Repeat the listing word for word. No pictures belong in the copy.

>> START

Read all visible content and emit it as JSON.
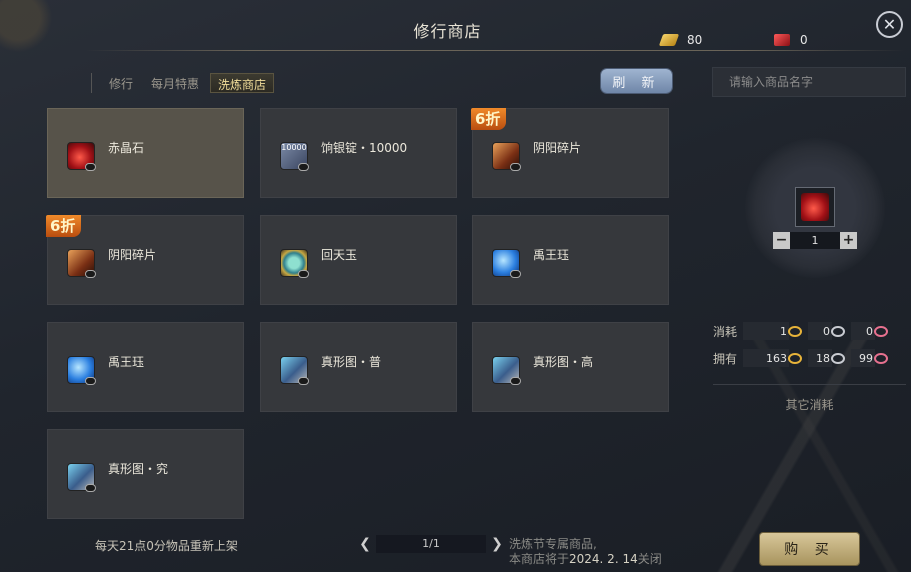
{
  "header": {
    "title": "修行商店",
    "close_icon": "close-icon"
  },
  "currencies": [
    {
      "icon": "gold-ingot-icon",
      "value": "80"
    },
    {
      "icon": "red-crystal-icon",
      "value": "0"
    }
  ],
  "tabs": [
    {
      "label": "修行",
      "active": false
    },
    {
      "label": "每月特惠",
      "active": false
    },
    {
      "label": "洗炼商店",
      "active": true
    }
  ],
  "refresh_label": "刷 新",
  "items": [
    {
      "name": "赤晶石",
      "icon": "red-crystal-icon",
      "discount": null,
      "selected": true
    },
    {
      "name": "饷银锭・10000",
      "icon": "silver-ingot-icon",
      "icon_text": "10000",
      "discount": null,
      "selected": false
    },
    {
      "name": "阴阳碎片",
      "icon": "yinyang-shard-icon",
      "discount": "6折",
      "selected": false
    },
    {
      "name": "阴阳碎片",
      "icon": "yinyang-shard-icon",
      "discount": "6折",
      "selected": false
    },
    {
      "name": "回天玉",
      "icon": "jade-icon",
      "discount": null,
      "selected": false
    },
    {
      "name": "禹王珏",
      "icon": "blue-orb-icon",
      "discount": null,
      "selected": false
    },
    {
      "name": "禹王珏",
      "icon": "blue-orb-icon",
      "discount": null,
      "selected": false
    },
    {
      "name": "真形图・普",
      "icon": "map-scroll-icon",
      "discount": null,
      "selected": false
    },
    {
      "name": "真形图・高",
      "icon": "map-scroll-icon",
      "discount": null,
      "selected": false
    },
    {
      "name": "真形图・究",
      "icon": "map-scroll-icon",
      "discount": null,
      "selected": false
    }
  ],
  "footer": {
    "restock_note": "每天21点0分物品重新上架",
    "page": "1/1",
    "event_line1": "洗炼节专属商品,",
    "event_line2_prefix": "本商店将于",
    "event_line2_date": "2024. 2. 14",
    "event_line2_suffix": "关闭"
  },
  "side": {
    "search_placeholder": "请输入商品名字",
    "quantity": "1",
    "cost_label": "消耗",
    "own_label": "拥有",
    "cost_values": [
      "1",
      "0",
      "0"
    ],
    "own_values": [
      "163",
      "18",
      "99"
    ],
    "coin_icons": [
      "gold-coin-icon",
      "silver-coin-icon",
      "pink-coin-icon"
    ],
    "other_cost": "其它消耗",
    "buy_label": "购 买"
  },
  "colors": {
    "accent_tab": "#f1dd9a",
    "refresh": "#8ba0c0",
    "discount": "#e0782a",
    "buy": "#c9b887"
  }
}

>> END

### TASK OUTPUT
Read all visible content and emit it as JSON.
{
  "header": {
    "title": "修行商店",
    "close_icon": "close-icon"
  },
  "currencies": [
    {
      "icon": "gold-ingot-icon",
      "value": "80"
    },
    {
      "icon": "red-crystal-icon",
      "value": "0"
    }
  ],
  "tabs": [
    {
      "label": "修行",
      "active": false
    },
    {
      "label": "每月特惠",
      "active": false
    },
    {
      "label": "洗炼商店",
      "active": true
    }
  ],
  "refresh_label": "刷 新",
  "items": [
    {
      "name": "赤晶石",
      "icon": "red-crystal-icon",
      "discount": null,
      "selected": true
    },
    {
      "name": "饷银锭・10000",
      "icon": "silver-ingot-icon",
      "icon_text": "10000",
      "discount": null,
      "selected": false
    },
    {
      "name": "阴阳碎片",
      "icon": "yinyang-shard-icon",
      "discount": "6折",
      "selected": false
    },
    {
      "name": "阴阳碎片",
      "icon": "yinyang-shard-icon",
      "discount": "6折",
      "selected": false
    },
    {
      "name": "回天玉",
      "icon": "jade-icon",
      "discount": null,
      "selected": false
    },
    {
      "name": "禹王珏",
      "icon": "blue-orb-icon",
      "discount": null,
      "selected": false
    },
    {
      "name": "禹王珏",
      "icon": "blue-orb-icon",
      "discount": null,
      "selected": false
    },
    {
      "name": "真形图・普",
      "icon": "map-scroll-icon",
      "discount": null,
      "selected": false
    },
    {
      "name": "真形图・高",
      "icon": "map-scroll-icon",
      "discount": null,
      "selected": false
    },
    {
      "name": "真形图・究",
      "icon": "map-scroll-icon",
      "discount": null,
      "selected": false
    }
  ],
  "footer": {
    "restock_note": "每天21点0分物品重新上架",
    "page": "1/1",
    "event_line1": "洗炼节专属商品,",
    "event_line2_prefix": "本商店将于",
    "event_line2_date": "2024. 2. 14",
    "event_line2_suffix": "关闭"
  },
  "side": {
    "search_placeholder": "请输入商品名字",
    "quantity": "1",
    "cost_label": "消耗",
    "own_label": "拥有",
    "cost_values": [
      "1",
      "0",
      "0"
    ],
    "own_values": [
      "163",
      "18",
      "99"
    ],
    "coin_icons": [
      "gold-coin-icon",
      "silver-coin-icon",
      "pink-coin-icon"
    ],
    "other_cost": "其它消耗",
    "buy_label": "购 买"
  },
  "colors": {
    "accent_tab": "#f1dd9a",
    "refresh": "#8ba0c0",
    "discount": "#e0782a",
    "buy": "#c9b887"
  }
}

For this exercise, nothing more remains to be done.